>> BEGIN DATASET RECORDS

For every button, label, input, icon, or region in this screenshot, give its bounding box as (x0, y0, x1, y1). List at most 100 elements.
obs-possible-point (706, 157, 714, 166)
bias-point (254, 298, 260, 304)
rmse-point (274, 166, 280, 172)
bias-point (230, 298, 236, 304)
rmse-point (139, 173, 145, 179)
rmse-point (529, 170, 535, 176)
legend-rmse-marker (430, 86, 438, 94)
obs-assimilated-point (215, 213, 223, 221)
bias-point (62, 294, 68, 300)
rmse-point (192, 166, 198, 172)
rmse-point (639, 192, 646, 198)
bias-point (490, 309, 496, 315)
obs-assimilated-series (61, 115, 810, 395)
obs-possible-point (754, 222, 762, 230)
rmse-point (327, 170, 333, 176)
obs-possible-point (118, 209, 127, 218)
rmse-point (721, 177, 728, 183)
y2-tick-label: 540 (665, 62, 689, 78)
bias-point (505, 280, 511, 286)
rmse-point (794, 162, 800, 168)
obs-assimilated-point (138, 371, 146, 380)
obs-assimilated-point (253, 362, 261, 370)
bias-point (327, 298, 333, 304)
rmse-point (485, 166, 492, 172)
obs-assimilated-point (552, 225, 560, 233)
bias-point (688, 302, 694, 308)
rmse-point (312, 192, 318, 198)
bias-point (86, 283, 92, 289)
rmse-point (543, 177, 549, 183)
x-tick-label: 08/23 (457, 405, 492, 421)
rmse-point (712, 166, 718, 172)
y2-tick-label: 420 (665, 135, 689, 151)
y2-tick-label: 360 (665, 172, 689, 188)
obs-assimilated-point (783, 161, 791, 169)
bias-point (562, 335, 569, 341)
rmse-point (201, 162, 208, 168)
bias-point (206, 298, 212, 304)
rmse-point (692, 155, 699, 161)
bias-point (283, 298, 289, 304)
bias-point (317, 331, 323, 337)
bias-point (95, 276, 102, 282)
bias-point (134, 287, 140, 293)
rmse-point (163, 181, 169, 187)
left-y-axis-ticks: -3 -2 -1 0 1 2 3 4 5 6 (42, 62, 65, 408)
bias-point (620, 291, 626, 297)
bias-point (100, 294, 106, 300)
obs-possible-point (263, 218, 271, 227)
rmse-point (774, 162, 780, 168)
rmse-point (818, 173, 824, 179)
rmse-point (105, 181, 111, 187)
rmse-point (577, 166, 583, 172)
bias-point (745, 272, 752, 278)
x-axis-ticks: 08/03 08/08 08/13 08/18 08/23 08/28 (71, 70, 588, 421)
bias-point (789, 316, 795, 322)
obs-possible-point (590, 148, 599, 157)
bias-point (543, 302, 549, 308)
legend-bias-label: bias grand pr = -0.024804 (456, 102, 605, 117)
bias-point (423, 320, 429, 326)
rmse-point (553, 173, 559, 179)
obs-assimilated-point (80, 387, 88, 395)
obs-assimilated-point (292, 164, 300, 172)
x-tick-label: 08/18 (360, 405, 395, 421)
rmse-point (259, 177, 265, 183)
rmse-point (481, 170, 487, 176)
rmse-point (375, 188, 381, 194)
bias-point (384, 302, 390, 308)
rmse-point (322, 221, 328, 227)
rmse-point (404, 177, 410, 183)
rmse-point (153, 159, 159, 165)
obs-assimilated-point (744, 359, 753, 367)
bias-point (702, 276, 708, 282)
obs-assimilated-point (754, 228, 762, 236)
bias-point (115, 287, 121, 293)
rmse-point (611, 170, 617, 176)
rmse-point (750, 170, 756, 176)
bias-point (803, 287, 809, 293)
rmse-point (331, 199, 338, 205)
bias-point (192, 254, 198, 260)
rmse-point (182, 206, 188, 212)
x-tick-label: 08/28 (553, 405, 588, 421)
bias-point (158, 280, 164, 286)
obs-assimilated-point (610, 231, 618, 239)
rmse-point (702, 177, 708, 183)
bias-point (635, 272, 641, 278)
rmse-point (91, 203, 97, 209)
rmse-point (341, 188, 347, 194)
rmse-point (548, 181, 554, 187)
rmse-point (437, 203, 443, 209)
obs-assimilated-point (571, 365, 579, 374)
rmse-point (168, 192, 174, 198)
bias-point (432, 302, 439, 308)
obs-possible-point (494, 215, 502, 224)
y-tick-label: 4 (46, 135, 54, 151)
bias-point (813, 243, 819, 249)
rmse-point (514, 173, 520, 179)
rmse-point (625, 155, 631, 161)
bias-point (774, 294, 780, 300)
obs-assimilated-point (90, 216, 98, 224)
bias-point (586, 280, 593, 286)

>> END DATASET RECORDS

DIRECTION
Please write out all the records above again, word for word and in the same order.

ANSWER IN FULL
For every button, label, input, icon, or region in this screenshot, give its bounding box as (x0, y0, x1, y1). List at most 100 elements.
obs-possible-point (706, 157, 714, 166)
bias-point (254, 298, 260, 304)
rmse-point (274, 166, 280, 172)
bias-point (230, 298, 236, 304)
rmse-point (139, 173, 145, 179)
rmse-point (529, 170, 535, 176)
legend-rmse-marker (430, 86, 438, 94)
obs-assimilated-point (215, 213, 223, 221)
bias-point (62, 294, 68, 300)
rmse-point (192, 166, 198, 172)
rmse-point (639, 192, 646, 198)
bias-point (490, 309, 496, 315)
obs-assimilated-series (61, 115, 810, 395)
obs-possible-point (754, 222, 762, 230)
rmse-point (327, 170, 333, 176)
obs-possible-point (118, 209, 127, 218)
rmse-point (721, 177, 728, 183)
y2-tick-label: 540 (665, 62, 689, 78)
bias-point (505, 280, 511, 286)
rmse-point (794, 162, 800, 168)
obs-assimilated-point (138, 371, 146, 380)
obs-assimilated-point (253, 362, 261, 370)
bias-point (327, 298, 333, 304)
rmse-point (485, 166, 492, 172)
obs-assimilated-point (552, 225, 560, 233)
bias-point (688, 302, 694, 308)
rmse-point (312, 192, 318, 198)
bias-point (86, 283, 92, 289)
rmse-point (543, 177, 549, 183)
x-tick-label: 08/23 (457, 405, 492, 421)
rmse-point (712, 166, 718, 172)
y2-tick-label: 420 (665, 135, 689, 151)
y2-tick-label: 360 (665, 172, 689, 188)
obs-assimilated-point (783, 161, 791, 169)
bias-point (562, 335, 569, 341)
rmse-point (201, 162, 208, 168)
bias-point (206, 298, 212, 304)
rmse-point (692, 155, 699, 161)
bias-point (283, 298, 289, 304)
bias-point (317, 331, 323, 337)
bias-point (95, 276, 102, 282)
bias-point (134, 287, 140, 293)
rmse-point (163, 181, 169, 187)
left-y-axis-ticks: -3 -2 -1 0 1 2 3 4 5 6 (42, 62, 65, 408)
bias-point (620, 291, 626, 297)
bias-point (100, 294, 106, 300)
obs-possible-point (263, 218, 271, 227)
rmse-point (774, 162, 780, 168)
rmse-point (818, 173, 824, 179)
rmse-point (105, 181, 111, 187)
rmse-point (577, 166, 583, 172)
bias-point (745, 272, 752, 278)
x-axis-ticks: 08/03 08/08 08/13 08/18 08/23 08/28 (71, 70, 588, 421)
bias-point (789, 316, 795, 322)
obs-possible-point (590, 148, 599, 157)
bias-point (543, 302, 549, 308)
legend-bias-label: bias grand pr = -0.024804 (456, 102, 605, 117)
bias-point (423, 320, 429, 326)
rmse-point (553, 173, 559, 179)
obs-assimilated-point (80, 387, 88, 395)
obs-assimilated-point (292, 164, 300, 172)
x-tick-label: 08/18 (360, 405, 395, 421)
rmse-point (259, 177, 265, 183)
rmse-point (481, 170, 487, 176)
rmse-point (375, 188, 381, 194)
bias-point (384, 302, 390, 308)
rmse-point (322, 221, 328, 227)
rmse-point (404, 177, 410, 183)
rmse-point (153, 159, 159, 165)
obs-assimilated-point (744, 359, 753, 367)
bias-point (702, 276, 708, 282)
obs-assimilated-point (754, 228, 762, 236)
bias-point (115, 287, 121, 293)
rmse-point (611, 170, 617, 176)
rmse-point (750, 170, 756, 176)
bias-point (803, 287, 809, 293)
rmse-point (331, 199, 338, 205)
bias-point (192, 254, 198, 260)
rmse-point (182, 206, 188, 212)
x-tick-label: 08/28 (553, 405, 588, 421)
bias-point (158, 280, 164, 286)
obs-assimilated-point (610, 231, 618, 239)
rmse-point (702, 177, 708, 183)
bias-point (635, 272, 641, 278)
rmse-point (91, 203, 97, 209)
rmse-point (341, 188, 347, 194)
rmse-point (548, 181, 554, 187)
rmse-point (437, 203, 443, 209)
obs-assimilated-point (571, 365, 579, 374)
rmse-point (168, 192, 174, 198)
bias-point (432, 302, 439, 308)
obs-possible-point (494, 215, 502, 224)
y-tick-label: 4 (46, 135, 54, 151)
bias-point (813, 243, 819, 249)
rmse-point (514, 173, 520, 179)
rmse-point (625, 155, 631, 161)
bias-point (774, 294, 780, 300)
obs-assimilated-point (90, 216, 98, 224)
bias-point (586, 280, 593, 286)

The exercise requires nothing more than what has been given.